DIRECTIONS FOR THIS TASK
Go through the listing and pick out each line with the word "icon" in it.

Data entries
= = = =
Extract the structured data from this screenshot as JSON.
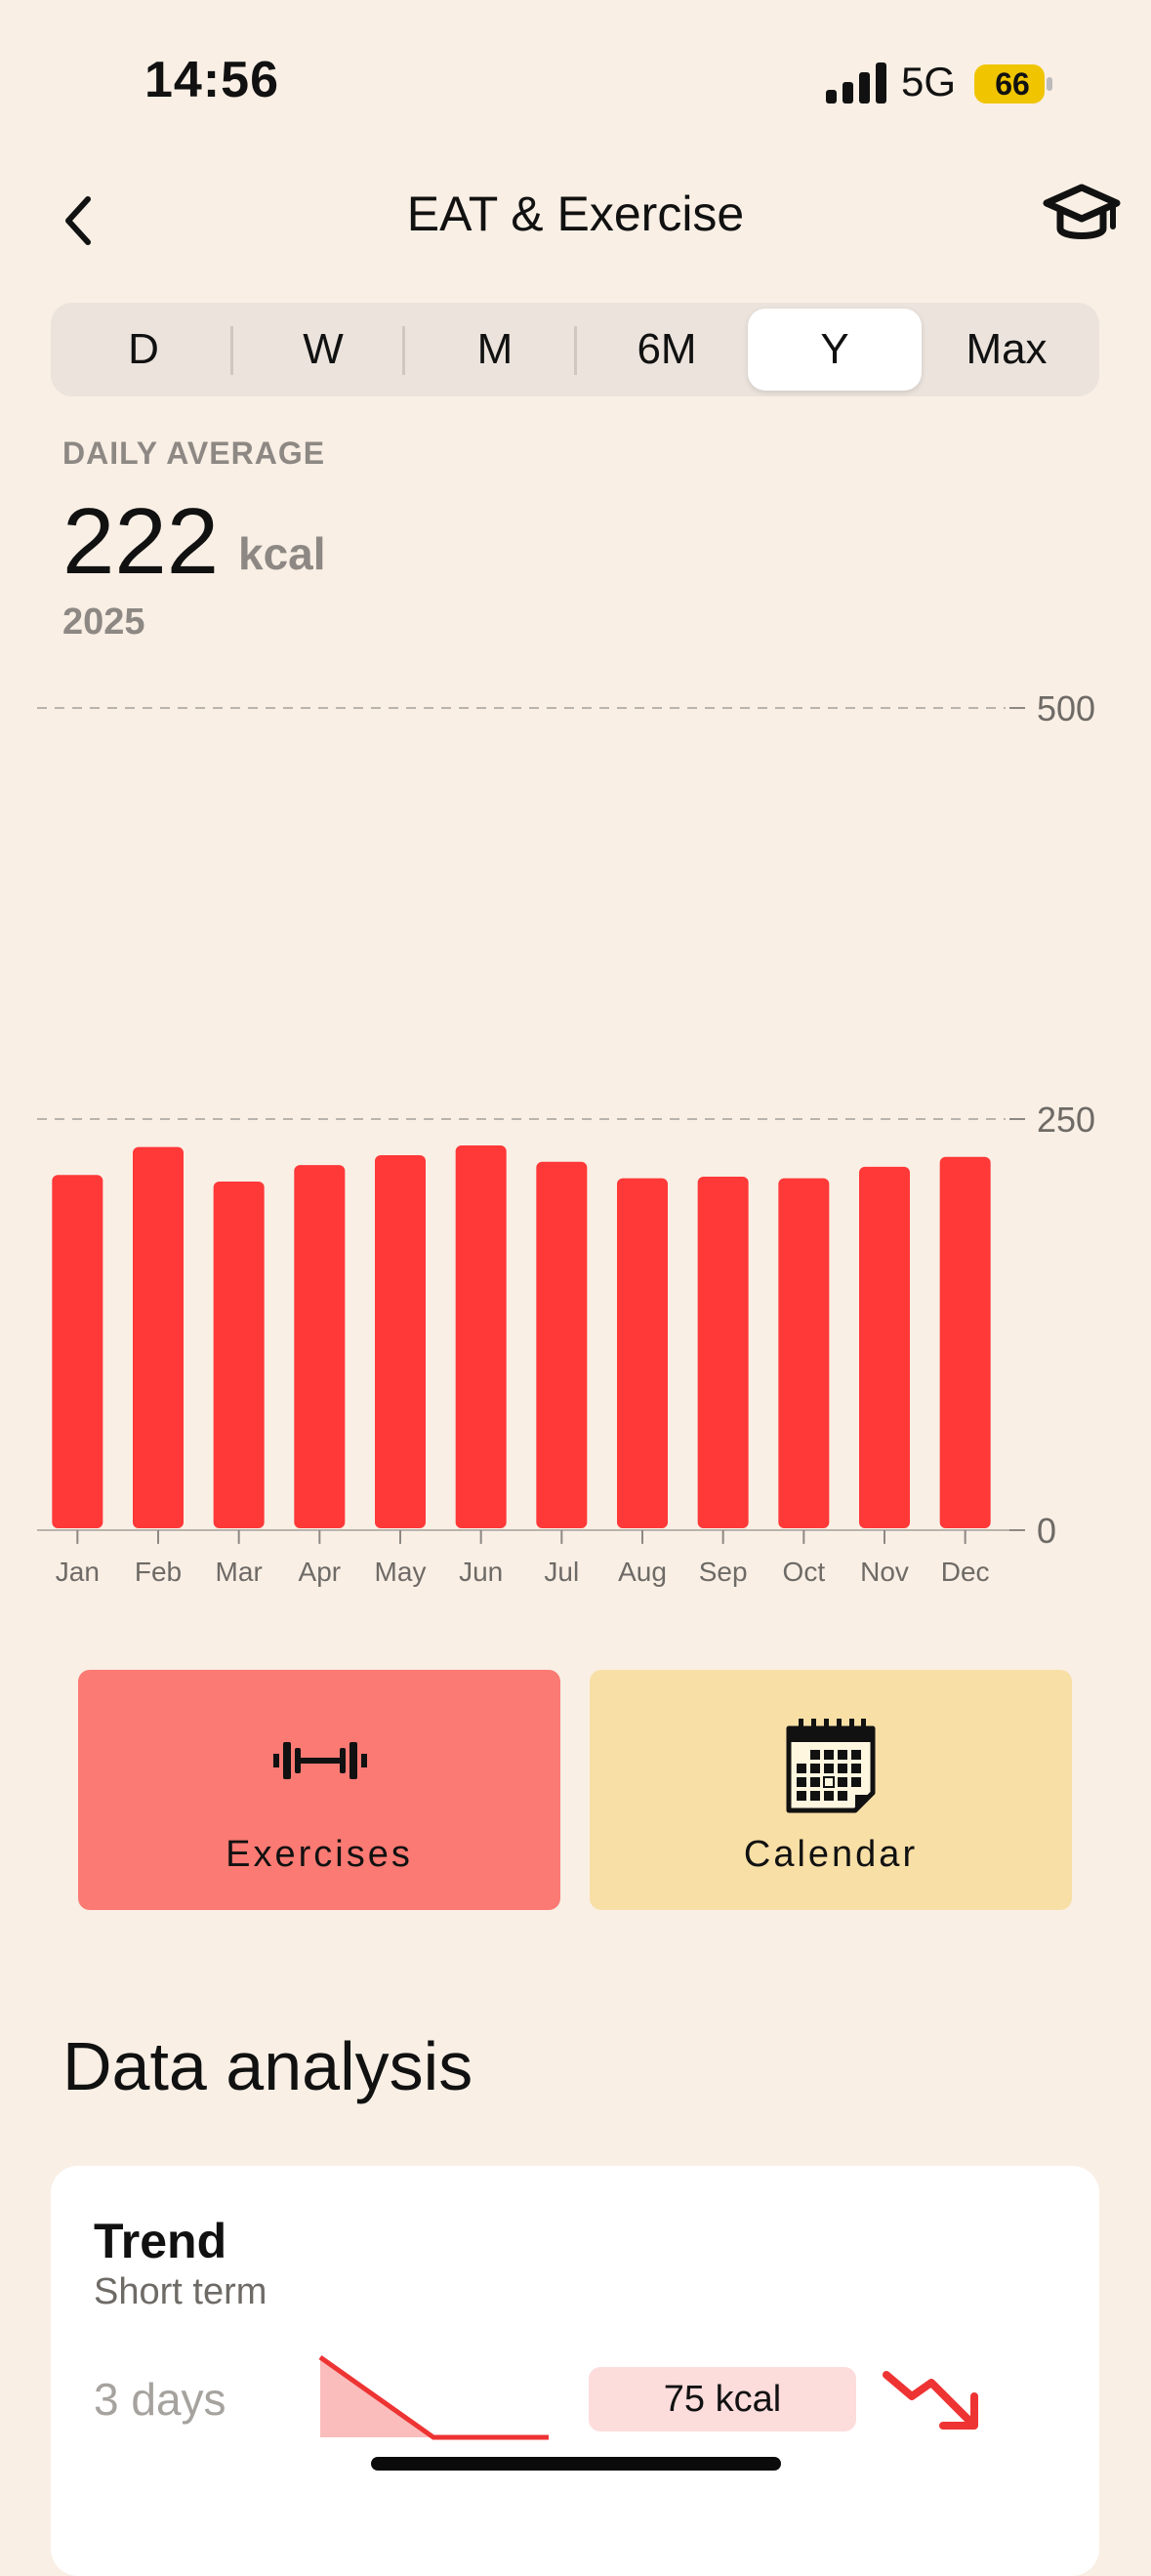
{
  "status_bar": {
    "time": "14:56",
    "network": "5G",
    "battery": "66"
  },
  "nav": {
    "title": "EAT & Exercise"
  },
  "segments": [
    {
      "label": "D",
      "active": false
    },
    {
      "label": "W",
      "active": false
    },
    {
      "label": "M",
      "active": false
    },
    {
      "label": "6M",
      "active": false
    },
    {
      "label": "Y",
      "active": true
    },
    {
      "label": "Max",
      "active": false
    }
  ],
  "summary": {
    "label": "DAILY AVERAGE",
    "value": "222",
    "unit": "kcal",
    "period": "2025"
  },
  "chart_data": {
    "type": "bar",
    "categories": [
      "Jan",
      "Feb",
      "Mar",
      "Apr",
      "May",
      "Jun",
      "Jul",
      "Aug",
      "Sep",
      "Oct",
      "Nov",
      "Dec"
    ],
    "values": [
      216,
      233,
      212,
      222,
      228,
      234,
      224,
      214,
      215,
      214,
      221,
      227
    ],
    "ylim": [
      0,
      500
    ],
    "yticks": [
      "0",
      "250",
      "500"
    ],
    "grid": "dashed at 250 and 500",
    "color": "#ff3838"
  },
  "cards": {
    "exercises": {
      "label": "Exercises",
      "icon": "dumbbell-icon"
    },
    "calendar": {
      "label": "Calendar",
      "icon": "calendar-icon"
    }
  },
  "analysis": {
    "title": "Data analysis",
    "trend": {
      "title": "Trend",
      "subtitle": "Short term",
      "period": "3 days",
      "value": "75 kcal",
      "direction": "down"
    }
  },
  "colors": {
    "background": "#f9efe5",
    "accent": "#ff3838",
    "exercise_card": "#fb7a73",
    "calendar_card": "#f8dfa6"
  }
}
= = = =
TASK SOLUTION
      "icon": "dumbbell-icon"
      "icon": "calendar-icon"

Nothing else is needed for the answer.